Saved data entries
— start —
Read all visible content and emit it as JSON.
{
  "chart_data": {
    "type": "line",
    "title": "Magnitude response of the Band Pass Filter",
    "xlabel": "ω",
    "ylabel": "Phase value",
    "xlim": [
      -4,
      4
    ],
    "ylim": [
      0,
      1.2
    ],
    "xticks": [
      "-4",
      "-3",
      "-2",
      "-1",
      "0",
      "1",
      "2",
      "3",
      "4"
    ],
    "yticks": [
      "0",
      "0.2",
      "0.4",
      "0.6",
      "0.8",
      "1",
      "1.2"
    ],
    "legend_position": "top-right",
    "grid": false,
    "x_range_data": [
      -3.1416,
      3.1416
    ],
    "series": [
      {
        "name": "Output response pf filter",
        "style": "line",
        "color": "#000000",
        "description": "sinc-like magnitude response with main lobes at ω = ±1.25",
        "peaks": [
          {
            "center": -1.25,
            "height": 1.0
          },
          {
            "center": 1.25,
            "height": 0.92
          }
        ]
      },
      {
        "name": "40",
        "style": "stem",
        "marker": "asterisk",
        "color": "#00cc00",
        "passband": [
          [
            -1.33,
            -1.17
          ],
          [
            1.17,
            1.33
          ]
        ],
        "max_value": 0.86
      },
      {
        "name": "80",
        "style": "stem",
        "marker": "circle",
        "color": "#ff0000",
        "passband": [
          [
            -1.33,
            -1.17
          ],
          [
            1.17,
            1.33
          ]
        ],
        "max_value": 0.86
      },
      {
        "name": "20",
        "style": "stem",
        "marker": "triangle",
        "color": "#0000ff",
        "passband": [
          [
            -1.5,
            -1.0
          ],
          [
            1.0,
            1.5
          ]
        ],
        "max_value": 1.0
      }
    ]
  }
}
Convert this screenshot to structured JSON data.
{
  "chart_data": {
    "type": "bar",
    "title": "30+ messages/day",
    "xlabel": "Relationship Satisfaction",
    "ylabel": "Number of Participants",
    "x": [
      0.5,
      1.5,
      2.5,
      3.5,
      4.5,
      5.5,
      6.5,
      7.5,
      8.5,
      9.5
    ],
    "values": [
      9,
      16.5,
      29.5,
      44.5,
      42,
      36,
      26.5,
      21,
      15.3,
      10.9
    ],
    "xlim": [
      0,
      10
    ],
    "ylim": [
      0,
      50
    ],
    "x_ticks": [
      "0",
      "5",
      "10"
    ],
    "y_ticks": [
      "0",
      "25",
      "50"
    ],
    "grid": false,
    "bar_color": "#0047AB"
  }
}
— end —
Reproduce all of the data exactly as given.

_TASK ANSWER_.
Read all visible content and emit it as JSON.
{
  "chart_data": {
    "type": "line",
    "title": "Magnitude response of the Band Pass Filter",
    "xlabel": "ω",
    "ylabel": "Phase value",
    "xlim": [
      -4,
      4
    ],
    "ylim": [
      0,
      1.2
    ],
    "xticks": [
      "-4",
      "-3",
      "-2",
      "-1",
      "0",
      "1",
      "2",
      "3",
      "4"
    ],
    "yticks": [
      "0",
      "0.2",
      "0.4",
      "0.6",
      "0.8",
      "1",
      "1.2"
    ],
    "legend_position": "top-right",
    "grid": false,
    "x_range_data": [
      -3.1416,
      3.1416
    ],
    "series": [
      {
        "name": "Output response pf filter",
        "style": "line",
        "color": "#000000",
        "description": "sinc-like magnitude response with main lobes at ω = ±1.25",
        "peaks": [
          {
            "center": -1.25,
            "height": 1.0
          },
          {
            "center": 1.25,
            "height": 0.92
          }
        ]
      },
      {
        "name": "40",
        "style": "stem",
        "marker": "asterisk",
        "color": "#00cc00",
        "passband": [
          [
            -1.33,
            -1.17
          ],
          [
            1.17,
            1.33
          ]
        ],
        "max_value": 0.86
      },
      {
        "name": "80",
        "style": "stem",
        "marker": "circle",
        "color": "#ff0000",
        "passband": [
          [
            -1.33,
            -1.17
          ],
          [
            1.17,
            1.33
          ]
        ],
        "max_value": 0.86
      },
      {
        "name": "20",
        "style": "stem",
        "marker": "triangle",
        "color": "#0000ff",
        "passband": [
          [
            -1.5,
            -1.0
          ],
          [
            1.0,
            1.5
          ]
        ],
        "max_value": 1.0
      }
    ]
  }
}
Convert this screenshot to structured JSON data.
{
  "chart_data": {
    "type": "bar",
    "title": "30+ messages/day",
    "xlabel": "Relationship Satisfaction",
    "ylabel": "Number of Participants",
    "x": [
      0.5,
      1.5,
      2.5,
      3.5,
      4.5,
      5.5,
      6.5,
      7.5,
      8.5,
      9.5
    ],
    "values": [
      9,
      16.5,
      29.5,
      44.5,
      42,
      36,
      26.5,
      21,
      15.3,
      10.9
    ],
    "xlim": [
      0,
      10
    ],
    "ylim": [
      0,
      50
    ],
    "x_ticks": [
      "0",
      "5",
      "10"
    ],
    "y_ticks": [
      "0",
      "25",
      "50"
    ],
    "grid": false,
    "bar_color": "#0047AB"
  }
}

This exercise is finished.